Task to carry out ->
Find all the lines with "Социальная" and gather them.

Begin Given data

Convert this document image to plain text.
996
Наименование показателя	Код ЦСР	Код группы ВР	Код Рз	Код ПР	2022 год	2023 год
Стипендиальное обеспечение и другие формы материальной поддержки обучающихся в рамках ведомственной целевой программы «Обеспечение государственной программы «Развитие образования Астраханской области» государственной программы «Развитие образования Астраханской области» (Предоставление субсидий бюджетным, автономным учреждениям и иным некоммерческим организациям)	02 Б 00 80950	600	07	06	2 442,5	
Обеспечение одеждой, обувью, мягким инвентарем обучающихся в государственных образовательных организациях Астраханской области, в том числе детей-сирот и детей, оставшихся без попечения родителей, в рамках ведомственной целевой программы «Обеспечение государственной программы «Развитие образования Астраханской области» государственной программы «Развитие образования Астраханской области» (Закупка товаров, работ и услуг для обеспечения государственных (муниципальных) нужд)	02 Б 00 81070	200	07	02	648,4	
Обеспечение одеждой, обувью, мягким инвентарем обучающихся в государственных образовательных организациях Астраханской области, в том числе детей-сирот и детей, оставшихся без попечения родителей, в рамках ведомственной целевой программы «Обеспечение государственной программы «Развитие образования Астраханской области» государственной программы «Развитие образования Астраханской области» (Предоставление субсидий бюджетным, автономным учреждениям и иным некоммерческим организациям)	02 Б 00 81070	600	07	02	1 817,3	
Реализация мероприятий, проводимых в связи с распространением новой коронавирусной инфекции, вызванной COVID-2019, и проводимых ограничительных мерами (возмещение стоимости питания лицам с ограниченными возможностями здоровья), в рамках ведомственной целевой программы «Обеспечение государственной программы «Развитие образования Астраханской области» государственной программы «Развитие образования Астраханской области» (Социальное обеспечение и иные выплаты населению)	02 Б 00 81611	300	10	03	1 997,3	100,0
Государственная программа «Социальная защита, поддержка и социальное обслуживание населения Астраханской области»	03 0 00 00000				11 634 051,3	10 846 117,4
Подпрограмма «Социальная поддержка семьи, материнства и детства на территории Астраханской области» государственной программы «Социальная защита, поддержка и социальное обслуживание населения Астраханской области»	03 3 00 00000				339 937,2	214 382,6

End Given data

Reply ->
Государственная программа «Социальная защита, поддержка и социальное обслуживание населения Астраханской области»	03 0 00 00000				11 634 051,3	10 846 117,4
Подпрограмма «Социальная поддержка семьи, материнства и детства на территории Астраханской области» государственной программы «Социальная защита, поддержка и социальное обслуживание населения Астраханской области»	03 3 00 00000				339 937,2	214 382,6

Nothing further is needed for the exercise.